_DESCRIPTION OF THE TASK_. Copy the data that follows exactly. Include no pictures.

------ DATA PROVIDED

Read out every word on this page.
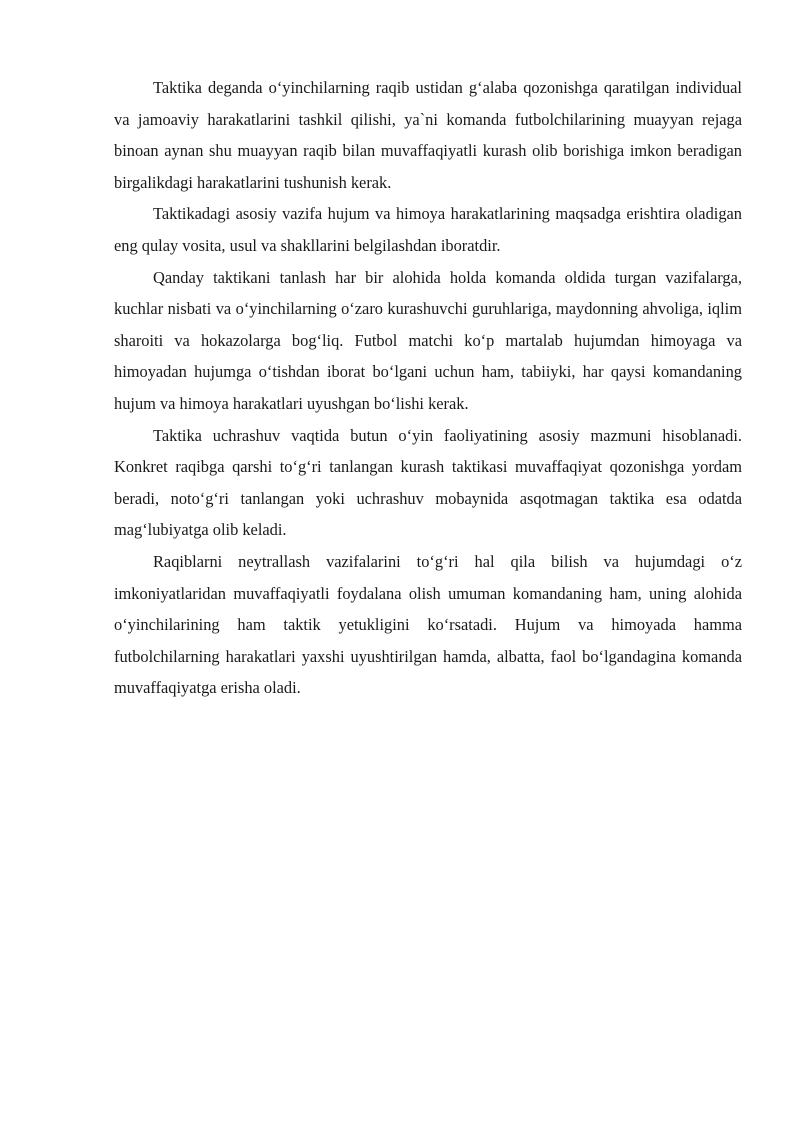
Taktika deganda o‘yinchilarning raqib ustidan g‘alaba qozonishga qaratilgan individual va jamoaviy harakatlarini tashkil qilishi, ya`ni komanda futbolchilarining muayyan rejaga binoan aynan shu muayyan raqib bilan muvaffaqiyatli kurash olib borishiga imkon beradigan birgalikdagi harakatlarini tushunish kerak.

Taktikadagi asosiy vazifa hujum va himoya harakatlarining maqsadga erishtira oladigan eng qulay vosita, usul va shakllarini belgilashdan iboratdir.

Qanday taktikani tanlash har bir alohida holda komanda oldida turgan vazifalarga, kuchlar nisbati va o‘yinchilarning o‘zaro kurashuvchi guruhlariga, maydonning ahvoliga, iqlim sharoiti va hokazolarga bog‘liq. Futbol matchi ko‘p martalab hujumdan himoyaga va himoyadan hujumga o‘tishdan iborat bo‘lgani uchun ham, tabiiyki, har qaysi komandaning hujum va himoya harakatlari uyushgan bo‘lishi kerak.

Taktika uchrashuv vaqtida butun o‘yin faoliyatining asosiy mazmuni hisoblanadi. Konkret raqibga qarshi to‘g‘ri tanlangan kurash taktikasi muvaffaqiyat qozonishga yordam beradi, noto‘g‘ri tanlangan yoki uchrashuv mobaynida asqotmagan taktika esa odatda mag‘lubiyatga olib keladi.

Raqiblarni neytrallash vazifalarini to‘g‘ri hal qila bilish va hujumdagi o‘z imkoniyatlaridan muvaffaqiyatli foydalana olish umuman komandaning ham, uning alohida o‘yinchilarining ham taktik yetukligini ko‘rsatadi. Hujum va himoyada hamma futbolchilarning harakatlari yaxshi uyushtirilgan hamda, albatta, faol bo‘lgandagina komanda muvaffaqiyatga erisha oladi.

------------

_EXERCISE ANSWER_.
Read out every word on this page.
Taktika deganda o‘yinchilarning raqib ustidan g‘alaba qozonishga qaratilgan individual va jamoaviy harakatlarini tashkil qilishi, ya`ni komanda futbolchilarining muayyan rejaga binoan aynan shu muayyan raqib bilan muvaffaqiyatli kurash olib borishiga imkon beradigan birgalikdagi harakatlarini tushunish kerak.

Taktikadagi asosiy vazifa hujum va himoya harakatlarining maqsadga erishtira oladigan eng qulay vosita, usul va shakllarini belgilashdan iboratdir.

Qanday taktikani tanlash har bir alohida holda komanda oldida turgan vazifalarga, kuchlar nisbati va o‘yinchilarning o‘zaro kurashuvchi guruhlariga, maydonning ahvoliga, iqlim sharoiti va hokazolarga bog‘liq. Futbol matchi ko‘p martalab hujumdan himoyaga va himoyadan hujumga o‘tishdan iborat bo‘lgani uchun ham, tabiiyki, har qaysi komandaning hujum va himoya harakatlari uyushgan bo‘lishi kerak.

Taktika uchrashuv vaqtida butun o‘yin faoliyatining asosiy mazmuni hisoblanadi. Konkret raqibga qarshi to‘g‘ri tanlangan kurash taktikasi muvaffaqiyat qozonishga yordam beradi, noto‘g‘ri tanlangan yoki uchrashuv mobaynida asqotmagan taktika esa odatda mag‘lubiyatga olib keladi.

Raqiblarni neytrallash vazifalarini to‘g‘ri hal qila bilish va hujumdagi o‘z imkoniyatlaridan muvaffaqiyatli foydalana olish umuman komandaning ham, uning alohida o‘yinchilarining ham taktik yetukligini ko‘rsatadi. Hujum va himoyada hamma futbolchilarning harakatlari yaxshi uyushtirilgan hamda, albatta, faol bo‘lgandagina komanda muvaffaqiyatga erisha oladi.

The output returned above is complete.